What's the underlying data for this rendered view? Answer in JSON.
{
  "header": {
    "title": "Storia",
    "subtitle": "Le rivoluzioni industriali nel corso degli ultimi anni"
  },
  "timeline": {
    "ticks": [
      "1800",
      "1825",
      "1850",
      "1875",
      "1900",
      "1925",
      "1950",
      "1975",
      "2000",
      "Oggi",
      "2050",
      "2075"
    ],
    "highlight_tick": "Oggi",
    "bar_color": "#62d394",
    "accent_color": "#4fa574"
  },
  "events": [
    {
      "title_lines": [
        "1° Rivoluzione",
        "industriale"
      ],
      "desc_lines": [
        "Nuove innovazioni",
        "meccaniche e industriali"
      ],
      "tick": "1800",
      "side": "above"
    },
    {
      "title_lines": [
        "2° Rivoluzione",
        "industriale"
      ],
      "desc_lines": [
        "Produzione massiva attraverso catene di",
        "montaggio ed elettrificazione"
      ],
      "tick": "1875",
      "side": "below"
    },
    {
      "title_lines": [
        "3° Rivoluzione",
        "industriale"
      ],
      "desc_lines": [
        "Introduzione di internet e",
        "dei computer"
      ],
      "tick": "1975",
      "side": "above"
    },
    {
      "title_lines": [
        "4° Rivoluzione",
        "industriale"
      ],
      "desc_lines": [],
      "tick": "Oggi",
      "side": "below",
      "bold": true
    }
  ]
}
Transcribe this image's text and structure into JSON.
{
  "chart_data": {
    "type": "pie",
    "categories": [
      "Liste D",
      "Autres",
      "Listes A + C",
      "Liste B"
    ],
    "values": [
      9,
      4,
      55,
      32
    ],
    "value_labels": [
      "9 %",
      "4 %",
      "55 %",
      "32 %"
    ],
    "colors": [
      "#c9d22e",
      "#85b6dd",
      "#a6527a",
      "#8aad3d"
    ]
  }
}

— Set task —
Every record above must be duplicated exactly.

— Solution —
What's the underlying data for this rendered view? Answer in JSON.
{
  "header": {
    "title": "Storia",
    "subtitle": "Le rivoluzioni industriali nel corso degli ultimi anni"
  },
  "timeline": {
    "ticks": [
      "1800",
      "1825",
      "1850",
      "1875",
      "1900",
      "1925",
      "1950",
      "1975",
      "2000",
      "Oggi",
      "2050",
      "2075"
    ],
    "highlight_tick": "Oggi",
    "bar_color": "#62d394",
    "accent_color": "#4fa574"
  },
  "events": [
    {
      "title_lines": [
        "1° Rivoluzione",
        "industriale"
      ],
      "desc_lines": [
        "Nuove innovazioni",
        "meccaniche e industriali"
      ],
      "tick": "1800",
      "side": "above"
    },
    {
      "title_lines": [
        "2° Rivoluzione",
        "industriale"
      ],
      "desc_lines": [
        "Produzione massiva attraverso catene di",
        "montaggio ed elettrificazione"
      ],
      "tick": "1875",
      "side": "below"
    },
    {
      "title_lines": [
        "3° Rivoluzione",
        "industriale"
      ],
      "desc_lines": [
        "Introduzione di internet e",
        "dei computer"
      ],
      "tick": "1975",
      "side": "above"
    },
    {
      "title_lines": [
        "4° Rivoluzione",
        "industriale"
      ],
      "desc_lines": [],
      "tick": "Oggi",
      "side": "below",
      "bold": true
    }
  ]
}
Transcribe this image's text and structure into JSON.
{
  "chart_data": {
    "type": "pie",
    "categories": [
      "Liste D",
      "Autres",
      "Listes A + C",
      "Liste B"
    ],
    "values": [
      9,
      4,
      55,
      32
    ],
    "value_labels": [
      "9 %",
      "4 %",
      "55 %",
      "32 %"
    ],
    "colors": [
      "#c9d22e",
      "#85b6dd",
      "#a6527a",
      "#8aad3d"
    ]
  }
}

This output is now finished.